(AUFGABE A):
Beantworte bitte zum Forumsauszug über Monitore die folgenden Fragen kurz:
(i) Welches Fernsehermodell nennt taks als Beispiel?
(ii) Welchen ungefähren Preis gibt Dremor für den Dell u2515h an?
(iii) Welche Auflösung hatte der Monitor, den Dremor vorher benutzte?
(AUFGABE B):
Führe den Forumsauszug über Monitore ab seinem letzten Satz weiter.

(AUSZUG):
★ ★ ★ ★ ★

Wieso kaufst du dir nicht jetzt den UHD Monitor und stellst ihn beim spielen einfach auf FullHD bis du dann die neue Grafikkarte kaufst?


----------



## Oi!Olli (14. September 2017)

Weil er wohl auf Fernseher wartet.


----------



## taks (14. September 2017)

Oi!Olli schrieb:


> Weil er wohl auf Fernseher wartet.



Aber die OLED gibts doch schon zu vernünftigen Preisen 
Z.B. den LG OLED55C6V


----------



## Dremor (14. September 2017)

Auch hier Mal wieder die "Standardempfehlung" meinerseits, Dell u2515h.
60hz/Wqhd/25zoll/ca300€/IPS .

Habe selbst das Teil und es ist ein absolut genial. 
Hatte vorher auch einen Moni mit 1680*1200 und der Sprung an Platz und Bildqualität war/ist enorm.

★ ★ ★ ★ ★

(DATENSÄTZE):
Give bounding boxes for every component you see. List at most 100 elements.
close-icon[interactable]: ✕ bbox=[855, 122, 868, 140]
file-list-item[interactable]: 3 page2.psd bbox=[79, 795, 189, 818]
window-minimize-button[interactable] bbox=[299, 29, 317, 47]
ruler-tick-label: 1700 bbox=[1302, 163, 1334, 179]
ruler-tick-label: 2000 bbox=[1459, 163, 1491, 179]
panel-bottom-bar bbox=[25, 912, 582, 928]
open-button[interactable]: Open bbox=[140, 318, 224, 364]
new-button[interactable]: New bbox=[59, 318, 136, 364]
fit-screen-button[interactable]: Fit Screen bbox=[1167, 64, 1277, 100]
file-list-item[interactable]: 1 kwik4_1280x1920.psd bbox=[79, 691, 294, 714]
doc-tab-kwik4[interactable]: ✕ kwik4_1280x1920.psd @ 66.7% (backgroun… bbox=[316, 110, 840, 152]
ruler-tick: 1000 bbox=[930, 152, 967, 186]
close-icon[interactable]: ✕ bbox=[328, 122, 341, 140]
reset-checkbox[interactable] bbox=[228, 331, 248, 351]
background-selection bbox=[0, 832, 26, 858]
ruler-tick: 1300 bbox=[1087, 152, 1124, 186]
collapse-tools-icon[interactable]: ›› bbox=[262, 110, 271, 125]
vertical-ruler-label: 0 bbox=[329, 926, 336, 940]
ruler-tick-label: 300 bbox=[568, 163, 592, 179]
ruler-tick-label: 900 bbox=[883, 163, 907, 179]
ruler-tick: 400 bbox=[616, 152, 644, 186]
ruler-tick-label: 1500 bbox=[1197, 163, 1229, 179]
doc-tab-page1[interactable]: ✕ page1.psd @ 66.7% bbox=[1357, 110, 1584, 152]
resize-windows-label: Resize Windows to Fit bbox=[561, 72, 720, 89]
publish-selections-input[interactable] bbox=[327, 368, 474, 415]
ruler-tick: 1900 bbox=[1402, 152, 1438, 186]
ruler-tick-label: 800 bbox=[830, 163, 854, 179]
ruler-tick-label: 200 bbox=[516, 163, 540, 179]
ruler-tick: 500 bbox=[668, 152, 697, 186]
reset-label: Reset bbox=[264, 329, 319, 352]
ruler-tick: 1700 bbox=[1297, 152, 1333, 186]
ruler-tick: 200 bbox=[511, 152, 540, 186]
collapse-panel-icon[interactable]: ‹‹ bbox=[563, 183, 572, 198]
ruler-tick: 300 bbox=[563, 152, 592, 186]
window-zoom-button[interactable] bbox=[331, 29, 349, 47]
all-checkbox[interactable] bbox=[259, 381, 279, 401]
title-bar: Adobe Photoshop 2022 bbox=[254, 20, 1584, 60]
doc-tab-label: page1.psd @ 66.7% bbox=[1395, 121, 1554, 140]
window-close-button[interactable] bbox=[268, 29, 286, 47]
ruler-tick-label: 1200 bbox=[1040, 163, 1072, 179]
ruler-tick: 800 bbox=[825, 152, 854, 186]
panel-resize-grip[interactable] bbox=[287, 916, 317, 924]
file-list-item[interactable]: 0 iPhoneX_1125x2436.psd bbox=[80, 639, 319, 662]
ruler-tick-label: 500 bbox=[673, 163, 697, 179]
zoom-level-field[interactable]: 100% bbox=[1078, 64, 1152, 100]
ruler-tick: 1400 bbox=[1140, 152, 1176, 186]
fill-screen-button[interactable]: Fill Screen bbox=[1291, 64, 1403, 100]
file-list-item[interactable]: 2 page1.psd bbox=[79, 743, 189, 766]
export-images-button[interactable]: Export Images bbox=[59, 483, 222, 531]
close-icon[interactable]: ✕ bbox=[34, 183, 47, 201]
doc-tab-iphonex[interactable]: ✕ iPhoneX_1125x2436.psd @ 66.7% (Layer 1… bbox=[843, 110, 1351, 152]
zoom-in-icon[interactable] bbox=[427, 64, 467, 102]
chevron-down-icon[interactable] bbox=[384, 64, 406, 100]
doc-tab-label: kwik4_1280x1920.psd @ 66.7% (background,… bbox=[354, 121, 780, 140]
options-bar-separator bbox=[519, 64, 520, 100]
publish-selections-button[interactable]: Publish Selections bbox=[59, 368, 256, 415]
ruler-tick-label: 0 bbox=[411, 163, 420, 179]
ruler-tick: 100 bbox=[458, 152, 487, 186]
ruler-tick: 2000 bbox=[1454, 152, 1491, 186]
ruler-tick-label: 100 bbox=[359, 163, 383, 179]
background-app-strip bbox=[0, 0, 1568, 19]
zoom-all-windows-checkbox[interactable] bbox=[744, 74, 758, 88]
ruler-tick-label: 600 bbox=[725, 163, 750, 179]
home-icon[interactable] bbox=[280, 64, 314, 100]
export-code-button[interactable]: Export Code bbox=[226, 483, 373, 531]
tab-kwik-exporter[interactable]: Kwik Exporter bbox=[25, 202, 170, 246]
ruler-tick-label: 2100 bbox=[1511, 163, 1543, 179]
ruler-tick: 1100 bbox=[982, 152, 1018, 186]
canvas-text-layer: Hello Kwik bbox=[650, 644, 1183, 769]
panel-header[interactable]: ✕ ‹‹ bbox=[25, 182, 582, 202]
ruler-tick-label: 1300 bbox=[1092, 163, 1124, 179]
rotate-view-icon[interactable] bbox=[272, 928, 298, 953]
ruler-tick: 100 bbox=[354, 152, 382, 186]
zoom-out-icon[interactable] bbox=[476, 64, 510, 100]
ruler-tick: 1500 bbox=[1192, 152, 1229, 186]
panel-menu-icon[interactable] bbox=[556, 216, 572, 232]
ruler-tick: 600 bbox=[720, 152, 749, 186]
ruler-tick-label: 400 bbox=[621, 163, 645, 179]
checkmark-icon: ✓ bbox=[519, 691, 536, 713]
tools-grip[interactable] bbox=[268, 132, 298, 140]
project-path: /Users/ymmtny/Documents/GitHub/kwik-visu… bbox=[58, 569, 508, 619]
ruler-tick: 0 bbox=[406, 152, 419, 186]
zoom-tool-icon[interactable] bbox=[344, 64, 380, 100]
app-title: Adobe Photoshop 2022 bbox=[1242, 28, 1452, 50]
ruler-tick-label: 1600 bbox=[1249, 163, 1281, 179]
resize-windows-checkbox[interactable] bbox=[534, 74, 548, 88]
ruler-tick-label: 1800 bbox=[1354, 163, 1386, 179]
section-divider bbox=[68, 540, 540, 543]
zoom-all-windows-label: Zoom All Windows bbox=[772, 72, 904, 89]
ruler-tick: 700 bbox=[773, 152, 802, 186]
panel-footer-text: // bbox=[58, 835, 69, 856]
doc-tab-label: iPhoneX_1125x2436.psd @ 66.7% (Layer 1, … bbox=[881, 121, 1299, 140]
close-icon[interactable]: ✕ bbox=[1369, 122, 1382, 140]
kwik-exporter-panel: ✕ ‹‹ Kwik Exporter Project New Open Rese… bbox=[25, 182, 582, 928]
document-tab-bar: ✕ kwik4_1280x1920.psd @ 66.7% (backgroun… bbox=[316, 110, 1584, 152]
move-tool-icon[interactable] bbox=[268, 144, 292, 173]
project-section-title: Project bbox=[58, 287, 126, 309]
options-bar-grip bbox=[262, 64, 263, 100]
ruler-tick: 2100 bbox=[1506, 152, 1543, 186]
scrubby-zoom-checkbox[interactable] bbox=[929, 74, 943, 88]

★ ★ ★ ★ ★

(ANTWORT A):
(i) Den LG OLED55C6V.
(ii) Etwa 300 €.
(iii) 1680*1200.

(ANTWORT B):
Ausserdem finde ich Wqhd aktuell den besten Kompromiss aus Benötigter Leistung und Auflösung. 

Gesendet von meinem Moto G (5) mit Tapatalk


----------



## Wired (23. September 2017)

1680*1200



Komische Auflösung die nich mal Wikipedia kennt! Vlt wolltest aber 1600x1200 schreiben.

Neben bei, den Dell würd ICH mir nie und nimmer aufm PC-Tisch stellen, viel zu fett des Standbein! Der brauch ja zur Wand fast schon so viel wie der breit is.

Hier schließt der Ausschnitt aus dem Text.